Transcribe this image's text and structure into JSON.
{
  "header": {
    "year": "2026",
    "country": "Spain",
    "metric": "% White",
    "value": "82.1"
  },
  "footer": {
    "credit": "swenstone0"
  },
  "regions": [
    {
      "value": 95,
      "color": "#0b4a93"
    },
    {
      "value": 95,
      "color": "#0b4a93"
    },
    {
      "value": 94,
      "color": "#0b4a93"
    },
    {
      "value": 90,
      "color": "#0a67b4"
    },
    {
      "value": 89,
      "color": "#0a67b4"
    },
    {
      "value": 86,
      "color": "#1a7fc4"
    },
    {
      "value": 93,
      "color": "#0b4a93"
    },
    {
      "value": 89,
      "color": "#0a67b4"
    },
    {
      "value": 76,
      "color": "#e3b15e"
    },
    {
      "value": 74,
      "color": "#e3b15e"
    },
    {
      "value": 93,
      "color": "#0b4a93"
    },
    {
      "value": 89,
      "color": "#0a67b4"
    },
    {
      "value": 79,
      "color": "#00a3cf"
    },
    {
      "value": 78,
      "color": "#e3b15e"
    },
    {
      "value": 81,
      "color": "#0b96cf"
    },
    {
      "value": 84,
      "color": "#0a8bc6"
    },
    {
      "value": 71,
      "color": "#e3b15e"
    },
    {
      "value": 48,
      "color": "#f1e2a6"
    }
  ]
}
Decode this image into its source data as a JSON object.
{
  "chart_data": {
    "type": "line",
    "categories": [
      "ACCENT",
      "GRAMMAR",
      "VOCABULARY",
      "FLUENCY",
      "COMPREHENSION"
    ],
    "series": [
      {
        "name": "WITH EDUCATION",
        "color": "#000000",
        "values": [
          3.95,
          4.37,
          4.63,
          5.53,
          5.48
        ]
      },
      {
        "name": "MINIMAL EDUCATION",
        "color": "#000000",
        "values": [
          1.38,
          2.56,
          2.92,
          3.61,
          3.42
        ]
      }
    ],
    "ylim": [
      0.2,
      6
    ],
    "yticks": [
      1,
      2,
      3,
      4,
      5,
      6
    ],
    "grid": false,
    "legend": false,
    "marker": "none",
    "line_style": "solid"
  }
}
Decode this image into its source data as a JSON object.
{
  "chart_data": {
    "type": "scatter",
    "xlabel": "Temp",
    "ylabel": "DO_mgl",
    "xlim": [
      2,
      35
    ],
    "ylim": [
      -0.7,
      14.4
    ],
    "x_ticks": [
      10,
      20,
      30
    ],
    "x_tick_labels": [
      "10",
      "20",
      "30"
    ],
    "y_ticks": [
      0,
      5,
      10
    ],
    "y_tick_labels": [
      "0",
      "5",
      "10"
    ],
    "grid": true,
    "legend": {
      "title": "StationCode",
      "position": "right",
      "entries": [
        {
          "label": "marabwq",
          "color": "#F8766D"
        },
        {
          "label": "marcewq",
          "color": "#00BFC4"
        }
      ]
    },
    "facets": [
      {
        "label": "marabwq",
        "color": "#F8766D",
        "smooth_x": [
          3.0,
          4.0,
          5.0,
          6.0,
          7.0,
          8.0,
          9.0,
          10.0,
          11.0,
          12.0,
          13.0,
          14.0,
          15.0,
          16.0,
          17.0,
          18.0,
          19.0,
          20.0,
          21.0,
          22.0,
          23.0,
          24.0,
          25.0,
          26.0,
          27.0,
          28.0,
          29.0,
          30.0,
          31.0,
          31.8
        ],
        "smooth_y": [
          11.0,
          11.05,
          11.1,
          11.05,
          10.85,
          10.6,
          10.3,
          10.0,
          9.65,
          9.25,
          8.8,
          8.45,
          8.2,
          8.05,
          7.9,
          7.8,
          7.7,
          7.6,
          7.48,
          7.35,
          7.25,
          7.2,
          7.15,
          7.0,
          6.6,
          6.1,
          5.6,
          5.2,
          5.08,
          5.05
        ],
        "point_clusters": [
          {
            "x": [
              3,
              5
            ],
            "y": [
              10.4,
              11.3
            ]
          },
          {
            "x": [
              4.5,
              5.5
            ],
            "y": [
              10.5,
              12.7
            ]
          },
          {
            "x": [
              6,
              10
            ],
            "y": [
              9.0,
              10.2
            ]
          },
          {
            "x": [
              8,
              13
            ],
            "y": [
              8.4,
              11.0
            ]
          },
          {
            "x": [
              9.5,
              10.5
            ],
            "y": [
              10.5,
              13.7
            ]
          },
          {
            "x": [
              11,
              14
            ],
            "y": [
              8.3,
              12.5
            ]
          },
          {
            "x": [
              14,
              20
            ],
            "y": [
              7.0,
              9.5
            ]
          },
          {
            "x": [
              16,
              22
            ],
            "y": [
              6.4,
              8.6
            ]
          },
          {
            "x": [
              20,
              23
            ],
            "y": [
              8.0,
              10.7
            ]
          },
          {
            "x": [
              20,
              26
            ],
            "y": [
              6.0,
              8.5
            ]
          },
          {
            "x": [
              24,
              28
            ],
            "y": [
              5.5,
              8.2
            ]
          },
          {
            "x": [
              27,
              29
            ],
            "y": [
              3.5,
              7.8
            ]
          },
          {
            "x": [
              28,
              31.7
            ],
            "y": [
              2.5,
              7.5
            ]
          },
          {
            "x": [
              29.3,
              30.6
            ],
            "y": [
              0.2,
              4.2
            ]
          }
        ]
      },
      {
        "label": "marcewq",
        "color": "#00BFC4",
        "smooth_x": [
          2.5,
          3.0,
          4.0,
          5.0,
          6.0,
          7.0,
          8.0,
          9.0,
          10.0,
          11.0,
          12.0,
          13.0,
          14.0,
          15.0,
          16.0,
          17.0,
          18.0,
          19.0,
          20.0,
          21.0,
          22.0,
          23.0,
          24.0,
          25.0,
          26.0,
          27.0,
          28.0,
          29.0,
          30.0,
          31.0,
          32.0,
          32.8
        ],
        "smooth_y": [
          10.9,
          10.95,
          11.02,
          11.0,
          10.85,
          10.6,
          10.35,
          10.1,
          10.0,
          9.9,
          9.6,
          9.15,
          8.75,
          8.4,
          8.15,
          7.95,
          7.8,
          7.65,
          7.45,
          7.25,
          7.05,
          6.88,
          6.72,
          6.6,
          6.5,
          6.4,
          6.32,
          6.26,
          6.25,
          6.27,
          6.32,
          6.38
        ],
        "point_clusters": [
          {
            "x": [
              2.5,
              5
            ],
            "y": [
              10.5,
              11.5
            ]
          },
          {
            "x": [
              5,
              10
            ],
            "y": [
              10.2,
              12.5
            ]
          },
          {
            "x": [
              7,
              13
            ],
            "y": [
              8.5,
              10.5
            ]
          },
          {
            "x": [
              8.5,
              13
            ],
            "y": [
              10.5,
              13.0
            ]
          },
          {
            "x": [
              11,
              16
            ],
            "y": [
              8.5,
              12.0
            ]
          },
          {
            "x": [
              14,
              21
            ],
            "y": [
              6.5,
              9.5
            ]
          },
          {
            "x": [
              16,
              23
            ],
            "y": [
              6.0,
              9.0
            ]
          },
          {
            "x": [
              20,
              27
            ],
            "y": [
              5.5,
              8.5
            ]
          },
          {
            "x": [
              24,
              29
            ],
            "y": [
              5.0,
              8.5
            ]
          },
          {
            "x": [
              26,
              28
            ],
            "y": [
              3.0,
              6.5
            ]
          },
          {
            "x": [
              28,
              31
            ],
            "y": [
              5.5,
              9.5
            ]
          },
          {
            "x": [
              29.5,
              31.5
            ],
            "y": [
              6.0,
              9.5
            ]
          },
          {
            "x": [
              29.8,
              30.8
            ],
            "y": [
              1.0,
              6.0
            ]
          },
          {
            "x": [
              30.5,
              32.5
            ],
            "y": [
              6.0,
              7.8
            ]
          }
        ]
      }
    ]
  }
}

++++++++

● Challenge: Return the listing above word for word.

● Worked answer:
Transcribe this image's text and structure into JSON.
{
  "header": {
    "year": "2026",
    "country": "Spain",
    "metric": "% White",
    "value": "82.1"
  },
  "footer": {
    "credit": "swenstone0"
  },
  "regions": [
    {
      "value": 95,
      "color": "#0b4a93"
    },
    {
      "value": 95,
      "color": "#0b4a93"
    },
    {
      "value": 94,
      "color": "#0b4a93"
    },
    {
      "value": 90,
      "color": "#0a67b4"
    },
    {
      "value": 89,
      "color": "#0a67b4"
    },
    {
      "value": 86,
      "color": "#1a7fc4"
    },
    {
      "value": 93,
      "color": "#0b4a93"
    },
    {
      "value": 89,
      "color": "#0a67b4"
    },
    {
      "value": 76,
      "color": "#e3b15e"
    },
    {
      "value": 74,
      "color": "#e3b15e"
    },
    {
      "value": 93,
      "color": "#0b4a93"
    },
    {
      "value": 89,
      "color": "#0a67b4"
    },
    {
      "value": 79,
      "color": "#00a3cf"
    },
    {
      "value": 78,
      "color": "#e3b15e"
    },
    {
      "value": 81,
      "color": "#0b96cf"
    },
    {
      "value": 84,
      "color": "#0a8bc6"
    },
    {
      "value": 71,
      "color": "#e3b15e"
    },
    {
      "value": 48,
      "color": "#f1e2a6"
    }
  ]
}
Decode this image into its source data as a JSON object.
{
  "chart_data": {
    "type": "line",
    "categories": [
      "ACCENT",
      "GRAMMAR",
      "VOCABULARY",
      "FLUENCY",
      "COMPREHENSION"
    ],
    "series": [
      {
        "name": "WITH EDUCATION",
        "color": "#000000",
        "values": [
          3.95,
          4.37,
          4.63,
          5.53,
          5.48
        ]
      },
      {
        "name": "MINIMAL EDUCATION",
        "color": "#000000",
        "values": [
          1.38,
          2.56,
          2.92,
          3.61,
          3.42
        ]
      }
    ],
    "ylim": [
      0.2,
      6
    ],
    "yticks": [
      1,
      2,
      3,
      4,
      5,
      6
    ],
    "grid": false,
    "legend": false,
    "marker": "none",
    "line_style": "solid"
  }
}
Decode this image into its source data as a JSON object.
{
  "chart_data": {
    "type": "scatter",
    "xlabel": "Temp",
    "ylabel": "DO_mgl",
    "xlim": [
      2,
      35
    ],
    "ylim": [
      -0.7,
      14.4
    ],
    "x_ticks": [
      10,
      20,
      30
    ],
    "x_tick_labels": [
      "10",
      "20",
      "30"
    ],
    "y_ticks": [
      0,
      5,
      10
    ],
    "y_tick_labels": [
      "0",
      "5",
      "10"
    ],
    "grid": true,
    "legend": {
      "title": "StationCode",
      "position": "right",
      "entries": [
        {
          "label": "marabwq",
          "color": "#F8766D"
        },
        {
          "label": "marcewq",
          "color": "#00BFC4"
        }
      ]
    },
    "facets": [
      {
        "label": "marabwq",
        "color": "#F8766D",
        "smooth_x": [
          3.0,
          4.0,
          5.0,
          6.0,
          7.0,
          8.0,
          9.0,
          10.0,
          11.0,
          12.0,
          13.0,
          14.0,
          15.0,
          16.0,
          17.0,
          18.0,
          19.0,
          20.0,
          21.0,
          22.0,
          23.0,
          24.0,
          25.0,
          26.0,
          27.0,
          28.0,
          29.0,
          30.0,
          31.0,
          31.8
        ],
        "smooth_y": [
          11.0,
          11.05,
          11.1,
          11.05,
          10.85,
          10.6,
          10.3,
          10.0,
          9.65,
          9.25,
          8.8,
          8.45,
          8.2,
          8.05,
          7.9,
          7.8,
          7.7,
          7.6,
          7.48,
          7.35,
          7.25,
          7.2,
          7.15,
          7.0,
          6.6,
          6.1,
          5.6,
          5.2,
          5.08,
          5.05
        ],
        "point_clusters": [
          {
            "x": [
              3,
              5
            ],
            "y": [
              10.4,
              11.3
            ]
          },
          {
            "x": [
              4.5,
              5.5
            ],
            "y": [
              10.5,
              12.7
            ]
          },
          {
            "x": [
              6,
              10
            ],
            "y": [
              9.0,
              10.2
            ]
          },
          {
            "x": [
              8,
              13
            ],
            "y": [
              8.4,
              11.0
            ]
          },
          {
            "x": [
              9.5,
              10.5
            ],
            "y": [
              10.5,
              13.7
            ]
          },
          {
            "x": [
              11,
              14
            ],
            "y": [
              8.3,
              12.5
            ]
          },
          {
            "x": [
              14,
              20
            ],
            "y": [
              7.0,
              9.5
            ]
          },
          {
            "x": [
              16,
              22
            ],
            "y": [
              6.4,
              8.6
            ]
          },
          {
            "x": [
              20,
              23
            ],
            "y": [
              8.0,
              10.7
            ]
          },
          {
            "x": [
              20,
              26
            ],
            "y": [
              6.0,
              8.5
            ]
          },
          {
            "x": [
              24,
              28
            ],
            "y": [
              5.5,
              8.2
            ]
          },
          {
            "x": [
              27,
              29
            ],
            "y": [
              3.5,
              7.8
            ]
          },
          {
            "x": [
              28,
              31.7
            ],
            "y": [
              2.5,
              7.5
            ]
          },
          {
            "x": [
              29.3,
              30.6
            ],
            "y": [
              0.2,
              4.2
            ]
          }
        ]
      },
      {
        "label": "marcewq",
        "color": "#00BFC4",
        "smooth_x": [
          2.5,
          3.0,
          4.0,
          5.0,
          6.0,
          7.0,
          8.0,
          9.0,
          10.0,
          11.0,
          12.0,
          13.0,
          14.0,
          15.0,
          16.0,
          17.0,
          18.0,
          19.0,
          20.0,
          21.0,
          22.0,
          23.0,
          24.0,
          25.0,
          26.0,
          27.0,
          28.0,
          29.0,
          30.0,
          31.0,
          32.0,
          32.8
        ],
        "smooth_y": [
          10.9,
          10.95,
          11.02,
          11.0,
          10.85,
          10.6,
          10.35,
          10.1,
          10.0,
          9.9,
          9.6,
          9.15,
          8.75,
          8.4,
          8.15,
          7.95,
          7.8,
          7.65,
          7.45,
          7.25,
          7.05,
          6.88,
          6.72,
          6.6,
          6.5,
          6.4,
          6.32,
          6.26,
          6.25,
          6.27,
          6.32,
          6.38
        ],
        "point_clusters": [
          {
            "x": [
              2.5,
              5
            ],
            "y": [
              10.5,
              11.5
            ]
          },
          {
            "x": [
              5,
              10
            ],
            "y": [
              10.2,
              12.5
            ]
          },
          {
            "x": [
              7,
              13
            ],
            "y": [
              8.5,
              10.5
            ]
          },
          {
            "x": [
              8.5,
              13
            ],
            "y": [
              10.5,
              13.0
            ]
          },
          {
            "x": [
              11,
              16
            ],
            "y": [
              8.5,
              12.0
            ]
          },
          {
            "x": [
              14,
              21
            ],
            "y": [
              6.5,
              9.5
            ]
          },
          {
            "x": [
              16,
              23
            ],
            "y": [
              6.0,
              9.0
            ]
          },
          {
            "x": [
              20,
              27
            ],
            "y": [
              5.5,
              8.5
            ]
          },
          {
            "x": [
              24,
              29
            ],
            "y": [
              5.0,
              8.5
            ]
          },
          {
            "x": [
              26,
              28
            ],
            "y": [
              3.0,
              6.5
            ]
          },
          {
            "x": [
              28,
              31
            ],
            "y": [
              5.5,
              9.5
            ]
          },
          {
            "x": [
              29.5,
              31.5
            ],
            "y": [
              6.0,
              9.5
            ]
          },
          {
            "x": [
              29.8,
              30.8
            ],
            "y": [
              1.0,
              6.0
            ]
          },
          {
            "x": [
              30.5,
              32.5
            ],
            "y": [
              6.0,
              7.8
            ]
          }
        ]
      }
    ]
  }
}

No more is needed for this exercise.